┌─ RECORDS FOR THE TASK

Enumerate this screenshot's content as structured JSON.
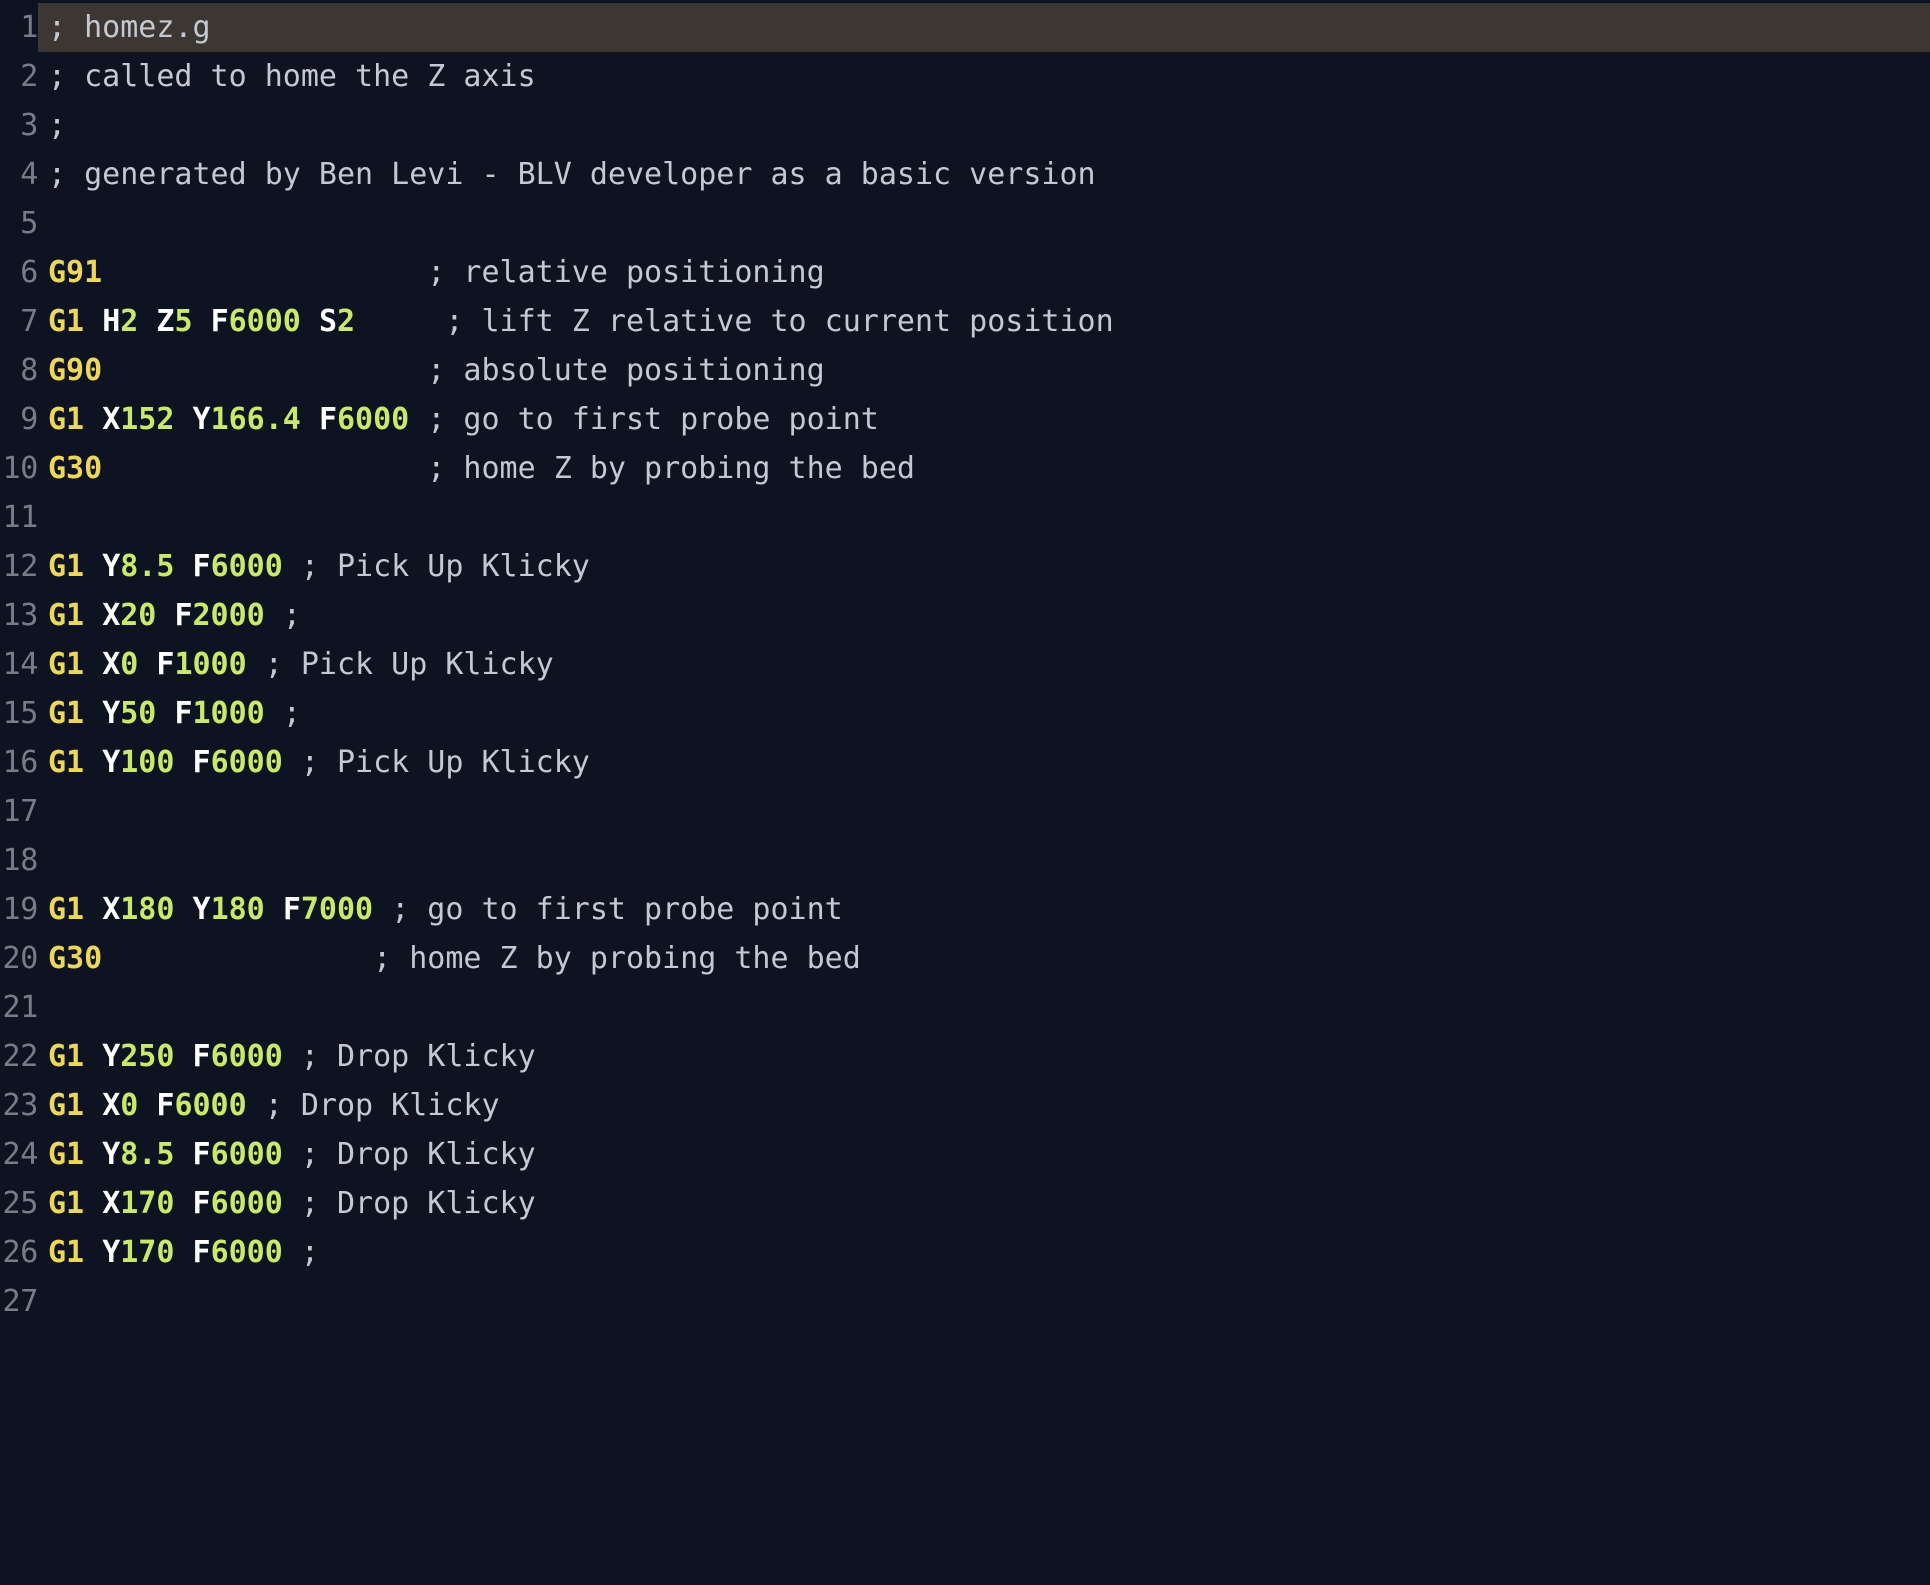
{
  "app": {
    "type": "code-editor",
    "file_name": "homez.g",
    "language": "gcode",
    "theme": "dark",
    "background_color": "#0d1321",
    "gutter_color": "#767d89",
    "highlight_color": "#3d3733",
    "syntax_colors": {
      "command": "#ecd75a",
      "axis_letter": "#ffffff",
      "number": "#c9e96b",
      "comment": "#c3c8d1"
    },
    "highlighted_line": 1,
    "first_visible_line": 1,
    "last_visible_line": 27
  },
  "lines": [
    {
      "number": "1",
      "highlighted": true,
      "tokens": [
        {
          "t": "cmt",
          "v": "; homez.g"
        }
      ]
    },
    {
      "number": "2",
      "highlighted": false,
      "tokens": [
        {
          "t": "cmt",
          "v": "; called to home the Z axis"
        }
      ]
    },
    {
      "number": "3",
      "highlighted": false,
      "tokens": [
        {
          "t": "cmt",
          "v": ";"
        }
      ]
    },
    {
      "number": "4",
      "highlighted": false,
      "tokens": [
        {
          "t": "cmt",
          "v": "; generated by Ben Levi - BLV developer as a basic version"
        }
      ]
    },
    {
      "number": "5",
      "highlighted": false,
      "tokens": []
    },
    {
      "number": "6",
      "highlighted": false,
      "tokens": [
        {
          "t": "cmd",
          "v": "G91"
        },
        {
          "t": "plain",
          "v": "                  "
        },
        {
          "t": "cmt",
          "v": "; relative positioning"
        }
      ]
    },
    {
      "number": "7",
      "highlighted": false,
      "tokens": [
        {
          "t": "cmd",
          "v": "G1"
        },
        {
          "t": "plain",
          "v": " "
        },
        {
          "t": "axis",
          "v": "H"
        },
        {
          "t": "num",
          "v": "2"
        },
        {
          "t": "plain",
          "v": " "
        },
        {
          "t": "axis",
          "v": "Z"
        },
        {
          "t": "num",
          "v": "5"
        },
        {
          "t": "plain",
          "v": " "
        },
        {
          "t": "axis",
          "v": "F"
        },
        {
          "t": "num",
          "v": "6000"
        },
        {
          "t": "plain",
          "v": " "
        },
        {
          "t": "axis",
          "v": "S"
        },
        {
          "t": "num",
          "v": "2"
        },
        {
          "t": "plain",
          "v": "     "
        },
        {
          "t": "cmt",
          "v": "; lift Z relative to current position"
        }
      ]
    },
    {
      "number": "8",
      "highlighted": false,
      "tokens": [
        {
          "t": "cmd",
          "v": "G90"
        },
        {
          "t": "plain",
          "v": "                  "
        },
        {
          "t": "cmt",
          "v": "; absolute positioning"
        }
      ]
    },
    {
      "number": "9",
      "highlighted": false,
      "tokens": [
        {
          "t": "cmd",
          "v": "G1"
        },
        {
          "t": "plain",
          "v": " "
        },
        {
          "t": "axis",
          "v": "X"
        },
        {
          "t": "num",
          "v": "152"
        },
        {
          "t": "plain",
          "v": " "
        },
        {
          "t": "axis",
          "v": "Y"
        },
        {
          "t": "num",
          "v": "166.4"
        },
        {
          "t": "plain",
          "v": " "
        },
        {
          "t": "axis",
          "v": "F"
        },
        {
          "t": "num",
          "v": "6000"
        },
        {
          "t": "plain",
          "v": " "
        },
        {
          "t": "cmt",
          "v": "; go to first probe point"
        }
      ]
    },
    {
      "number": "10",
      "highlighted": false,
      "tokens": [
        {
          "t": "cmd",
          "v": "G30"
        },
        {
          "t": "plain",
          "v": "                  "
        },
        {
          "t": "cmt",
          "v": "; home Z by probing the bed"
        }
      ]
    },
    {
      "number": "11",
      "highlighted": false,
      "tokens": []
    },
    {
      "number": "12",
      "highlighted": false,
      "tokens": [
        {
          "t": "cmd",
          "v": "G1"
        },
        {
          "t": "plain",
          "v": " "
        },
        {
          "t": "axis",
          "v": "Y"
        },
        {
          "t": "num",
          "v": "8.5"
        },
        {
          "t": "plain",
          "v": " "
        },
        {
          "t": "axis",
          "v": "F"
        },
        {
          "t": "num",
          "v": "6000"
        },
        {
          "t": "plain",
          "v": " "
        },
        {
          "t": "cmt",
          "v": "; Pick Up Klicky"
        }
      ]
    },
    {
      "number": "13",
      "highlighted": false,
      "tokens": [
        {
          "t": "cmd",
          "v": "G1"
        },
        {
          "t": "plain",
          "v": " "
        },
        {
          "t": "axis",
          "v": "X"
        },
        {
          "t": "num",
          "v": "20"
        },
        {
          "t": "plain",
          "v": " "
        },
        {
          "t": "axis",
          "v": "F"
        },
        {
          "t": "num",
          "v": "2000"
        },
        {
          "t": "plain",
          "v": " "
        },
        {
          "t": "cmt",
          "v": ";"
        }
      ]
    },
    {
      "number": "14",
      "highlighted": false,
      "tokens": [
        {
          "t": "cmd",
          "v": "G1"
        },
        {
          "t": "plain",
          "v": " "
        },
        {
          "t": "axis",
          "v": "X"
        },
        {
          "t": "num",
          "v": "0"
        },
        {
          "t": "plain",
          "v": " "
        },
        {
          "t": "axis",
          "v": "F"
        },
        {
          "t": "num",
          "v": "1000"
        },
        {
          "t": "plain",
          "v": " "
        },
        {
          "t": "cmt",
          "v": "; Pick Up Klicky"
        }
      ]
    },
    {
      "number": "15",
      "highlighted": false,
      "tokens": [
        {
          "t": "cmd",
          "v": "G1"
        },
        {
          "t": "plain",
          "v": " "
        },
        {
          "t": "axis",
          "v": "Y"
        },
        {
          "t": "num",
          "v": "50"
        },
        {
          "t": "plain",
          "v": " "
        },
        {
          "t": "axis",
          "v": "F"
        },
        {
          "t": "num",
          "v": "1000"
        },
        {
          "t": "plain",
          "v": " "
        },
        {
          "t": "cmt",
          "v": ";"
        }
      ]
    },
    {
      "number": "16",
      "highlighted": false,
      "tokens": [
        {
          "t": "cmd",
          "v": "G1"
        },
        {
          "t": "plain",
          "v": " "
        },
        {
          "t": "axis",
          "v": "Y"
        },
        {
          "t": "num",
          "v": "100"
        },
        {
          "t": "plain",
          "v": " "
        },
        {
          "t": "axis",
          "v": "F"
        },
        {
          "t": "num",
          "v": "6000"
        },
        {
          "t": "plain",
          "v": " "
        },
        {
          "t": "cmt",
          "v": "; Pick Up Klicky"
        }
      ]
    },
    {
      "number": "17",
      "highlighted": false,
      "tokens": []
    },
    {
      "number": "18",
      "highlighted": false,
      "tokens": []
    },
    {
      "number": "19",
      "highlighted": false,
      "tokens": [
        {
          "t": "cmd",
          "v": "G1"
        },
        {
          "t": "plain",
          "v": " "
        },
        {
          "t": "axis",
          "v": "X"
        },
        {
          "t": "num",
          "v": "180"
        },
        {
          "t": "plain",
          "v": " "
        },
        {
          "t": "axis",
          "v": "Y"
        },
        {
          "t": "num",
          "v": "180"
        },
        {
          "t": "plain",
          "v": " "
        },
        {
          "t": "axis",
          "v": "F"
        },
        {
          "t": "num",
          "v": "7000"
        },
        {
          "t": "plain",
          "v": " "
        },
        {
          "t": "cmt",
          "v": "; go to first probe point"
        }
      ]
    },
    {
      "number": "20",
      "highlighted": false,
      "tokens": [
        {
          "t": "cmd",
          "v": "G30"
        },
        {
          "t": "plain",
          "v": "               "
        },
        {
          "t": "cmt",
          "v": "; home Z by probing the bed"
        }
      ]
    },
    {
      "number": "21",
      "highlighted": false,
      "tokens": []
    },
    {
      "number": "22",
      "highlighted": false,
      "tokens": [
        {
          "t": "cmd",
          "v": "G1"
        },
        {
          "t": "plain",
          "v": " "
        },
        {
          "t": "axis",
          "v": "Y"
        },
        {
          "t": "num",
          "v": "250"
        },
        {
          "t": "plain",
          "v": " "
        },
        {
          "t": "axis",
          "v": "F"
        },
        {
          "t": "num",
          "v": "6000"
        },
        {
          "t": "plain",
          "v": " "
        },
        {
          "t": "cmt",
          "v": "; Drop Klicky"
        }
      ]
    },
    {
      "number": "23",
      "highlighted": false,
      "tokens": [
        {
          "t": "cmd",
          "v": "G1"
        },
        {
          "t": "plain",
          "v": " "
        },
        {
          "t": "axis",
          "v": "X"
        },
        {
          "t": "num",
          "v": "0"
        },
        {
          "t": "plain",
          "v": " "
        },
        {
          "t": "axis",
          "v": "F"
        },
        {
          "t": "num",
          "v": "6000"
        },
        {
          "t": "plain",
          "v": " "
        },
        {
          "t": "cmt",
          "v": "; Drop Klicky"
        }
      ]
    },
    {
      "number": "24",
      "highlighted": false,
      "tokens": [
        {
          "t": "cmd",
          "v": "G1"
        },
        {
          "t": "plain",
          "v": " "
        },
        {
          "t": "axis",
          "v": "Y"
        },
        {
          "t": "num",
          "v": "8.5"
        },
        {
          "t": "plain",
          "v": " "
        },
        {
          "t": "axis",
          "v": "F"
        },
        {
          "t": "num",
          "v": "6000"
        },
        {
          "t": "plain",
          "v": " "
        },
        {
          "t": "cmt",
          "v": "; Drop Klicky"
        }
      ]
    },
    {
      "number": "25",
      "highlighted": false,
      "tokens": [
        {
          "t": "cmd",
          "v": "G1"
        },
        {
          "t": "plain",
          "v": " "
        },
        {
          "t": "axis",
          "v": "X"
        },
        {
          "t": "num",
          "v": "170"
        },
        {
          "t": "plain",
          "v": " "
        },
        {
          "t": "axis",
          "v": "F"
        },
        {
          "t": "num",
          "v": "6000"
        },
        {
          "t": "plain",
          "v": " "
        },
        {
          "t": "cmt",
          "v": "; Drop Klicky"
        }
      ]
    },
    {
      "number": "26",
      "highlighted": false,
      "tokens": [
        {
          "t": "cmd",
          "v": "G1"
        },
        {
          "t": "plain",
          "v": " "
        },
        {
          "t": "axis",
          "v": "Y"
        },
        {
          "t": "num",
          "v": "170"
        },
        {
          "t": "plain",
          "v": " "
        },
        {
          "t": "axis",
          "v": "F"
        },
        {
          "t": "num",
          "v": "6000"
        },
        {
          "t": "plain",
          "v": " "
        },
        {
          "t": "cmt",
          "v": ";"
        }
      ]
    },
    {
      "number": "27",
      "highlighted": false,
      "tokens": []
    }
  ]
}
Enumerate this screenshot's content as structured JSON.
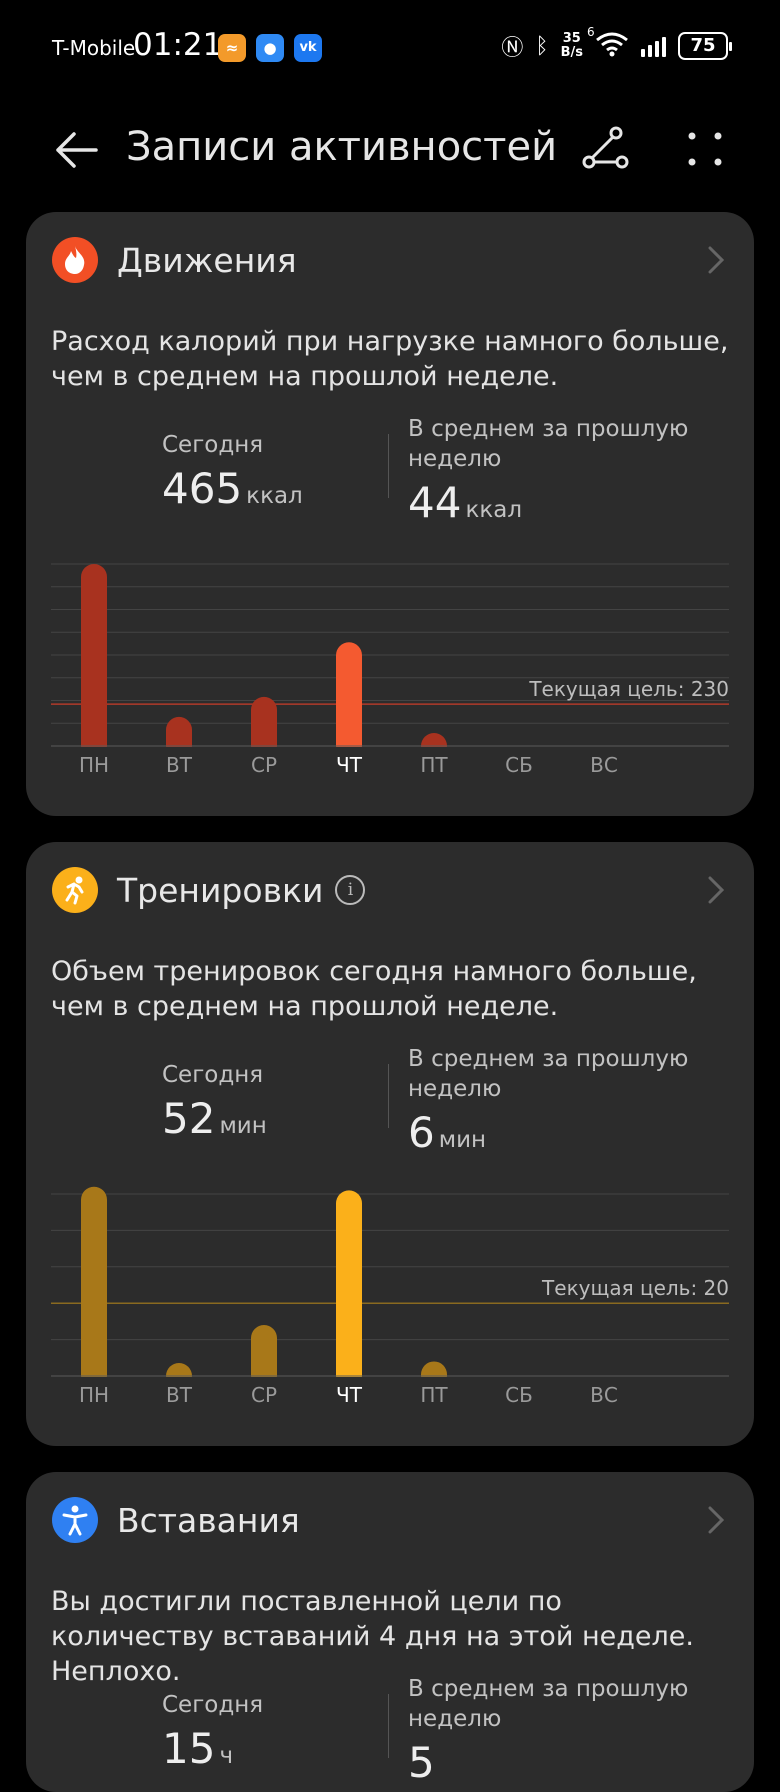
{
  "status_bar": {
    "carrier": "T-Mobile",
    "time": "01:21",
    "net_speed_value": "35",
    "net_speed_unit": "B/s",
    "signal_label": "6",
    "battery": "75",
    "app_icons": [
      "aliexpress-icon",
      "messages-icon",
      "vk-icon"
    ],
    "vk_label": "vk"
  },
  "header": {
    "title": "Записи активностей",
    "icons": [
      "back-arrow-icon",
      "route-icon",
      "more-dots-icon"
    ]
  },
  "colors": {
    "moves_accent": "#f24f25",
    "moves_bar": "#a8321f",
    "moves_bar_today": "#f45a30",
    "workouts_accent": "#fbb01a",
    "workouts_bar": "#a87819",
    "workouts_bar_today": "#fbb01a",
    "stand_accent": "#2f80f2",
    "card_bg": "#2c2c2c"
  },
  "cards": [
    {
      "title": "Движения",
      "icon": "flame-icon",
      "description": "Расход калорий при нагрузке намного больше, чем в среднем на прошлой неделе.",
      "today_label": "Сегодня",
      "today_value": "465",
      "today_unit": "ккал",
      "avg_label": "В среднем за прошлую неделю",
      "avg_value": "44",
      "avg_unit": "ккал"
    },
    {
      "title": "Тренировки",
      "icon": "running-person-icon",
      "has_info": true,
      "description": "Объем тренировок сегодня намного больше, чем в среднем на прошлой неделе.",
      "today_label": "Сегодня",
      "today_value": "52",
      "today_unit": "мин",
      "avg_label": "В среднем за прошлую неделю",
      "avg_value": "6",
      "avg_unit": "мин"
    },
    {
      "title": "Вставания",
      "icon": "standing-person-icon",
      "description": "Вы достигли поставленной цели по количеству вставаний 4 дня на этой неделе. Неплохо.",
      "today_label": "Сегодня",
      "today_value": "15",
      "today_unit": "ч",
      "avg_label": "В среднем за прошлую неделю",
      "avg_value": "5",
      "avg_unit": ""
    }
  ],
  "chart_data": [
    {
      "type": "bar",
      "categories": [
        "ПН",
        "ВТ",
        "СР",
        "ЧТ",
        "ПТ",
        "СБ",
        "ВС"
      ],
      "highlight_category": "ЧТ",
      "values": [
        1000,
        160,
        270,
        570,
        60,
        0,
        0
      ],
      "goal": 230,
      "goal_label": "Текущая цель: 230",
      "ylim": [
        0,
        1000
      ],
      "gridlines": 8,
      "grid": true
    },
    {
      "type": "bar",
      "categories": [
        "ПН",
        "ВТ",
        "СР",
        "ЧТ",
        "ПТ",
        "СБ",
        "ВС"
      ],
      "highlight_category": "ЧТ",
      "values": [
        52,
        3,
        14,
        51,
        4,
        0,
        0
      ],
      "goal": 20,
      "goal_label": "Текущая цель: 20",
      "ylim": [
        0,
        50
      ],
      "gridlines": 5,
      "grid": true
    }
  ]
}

└─

__WORK TO BE COMPLETED__:
Gather all lines of the records that include the word "прошлой".

__RESULT FOR THIS EXERCISE__:
      "description": "Расход калорий при нагрузке намного больше, чем в среднем на прошлой неделе.",
      "description": "Объем тренировок сегодня намного больше, чем в среднем на прошлой неделе.",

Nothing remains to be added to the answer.